Items from a figure collection:

▼

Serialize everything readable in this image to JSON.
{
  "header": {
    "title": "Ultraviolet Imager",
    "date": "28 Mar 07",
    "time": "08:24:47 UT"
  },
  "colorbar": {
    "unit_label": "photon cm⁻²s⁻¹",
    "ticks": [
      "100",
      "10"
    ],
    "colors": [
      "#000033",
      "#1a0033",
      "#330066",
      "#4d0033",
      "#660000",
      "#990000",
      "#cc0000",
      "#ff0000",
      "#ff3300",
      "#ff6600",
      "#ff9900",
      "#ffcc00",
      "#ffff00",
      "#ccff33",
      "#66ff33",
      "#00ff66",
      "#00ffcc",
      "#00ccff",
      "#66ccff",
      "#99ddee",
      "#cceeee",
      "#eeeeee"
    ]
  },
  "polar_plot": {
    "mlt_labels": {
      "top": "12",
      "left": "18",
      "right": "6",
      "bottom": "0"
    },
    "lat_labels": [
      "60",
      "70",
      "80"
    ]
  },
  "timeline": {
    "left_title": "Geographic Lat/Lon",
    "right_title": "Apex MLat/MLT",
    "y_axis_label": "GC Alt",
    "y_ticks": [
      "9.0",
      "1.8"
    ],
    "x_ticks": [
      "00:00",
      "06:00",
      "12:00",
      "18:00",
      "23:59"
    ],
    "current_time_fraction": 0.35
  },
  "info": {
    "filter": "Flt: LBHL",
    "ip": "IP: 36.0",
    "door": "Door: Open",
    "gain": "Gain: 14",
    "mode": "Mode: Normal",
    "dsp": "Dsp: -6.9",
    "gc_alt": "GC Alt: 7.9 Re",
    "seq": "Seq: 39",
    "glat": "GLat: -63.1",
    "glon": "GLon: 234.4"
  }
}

▲

§ **WHAT TO PRODUCE**
Set down all of the entries exactly, please.

§ **ANSWER IN FULL**
Serialize everything readable in this image to JSON.
{
  "header": {
    "title": "Ultraviolet Imager",
    "date": "28 Mar 07",
    "time": "08:24:47 UT"
  },
  "colorbar": {
    "unit_label": "photon cm⁻²s⁻¹",
    "ticks": [
      "100",
      "10"
    ],
    "colors": [
      "#000033",
      "#1a0033",
      "#330066",
      "#4d0033",
      "#660000",
      "#990000",
      "#cc0000",
      "#ff0000",
      "#ff3300",
      "#ff6600",
      "#ff9900",
      "#ffcc00",
      "#ffff00",
      "#ccff33",
      "#66ff33",
      "#00ff66",
      "#00ffcc",
      "#00ccff",
      "#66ccff",
      "#99ddee",
      "#cceeee",
      "#eeeeee"
    ]
  },
  "polar_plot": {
    "mlt_labels": {
      "top": "12",
      "left": "18",
      "right": "6",
      "bottom": "0"
    },
    "lat_labels": [
      "60",
      "70",
      "80"
    ]
  },
  "timeline": {
    "left_title": "Geographic Lat/Lon",
    "right_title": "Apex MLat/MLT",
    "y_axis_label": "GC Alt",
    "y_ticks": [
      "9.0",
      "1.8"
    ],
    "x_ticks": [
      "00:00",
      "06:00",
      "12:00",
      "18:00",
      "23:59"
    ],
    "current_time_fraction": 0.35
  },
  "info": {
    "filter": "Flt: LBHL",
    "ip": "IP: 36.0",
    "door": "Door: Open",
    "gain": "Gain: 14",
    "mode": "Mode: Normal",
    "dsp": "Dsp: -6.9",
    "gc_alt": "GC Alt: 7.9 Re",
    "seq": "Seq: 39",
    "glat": "GLat: -63.1",
    "glon": "GLon: 234.4"
  }
}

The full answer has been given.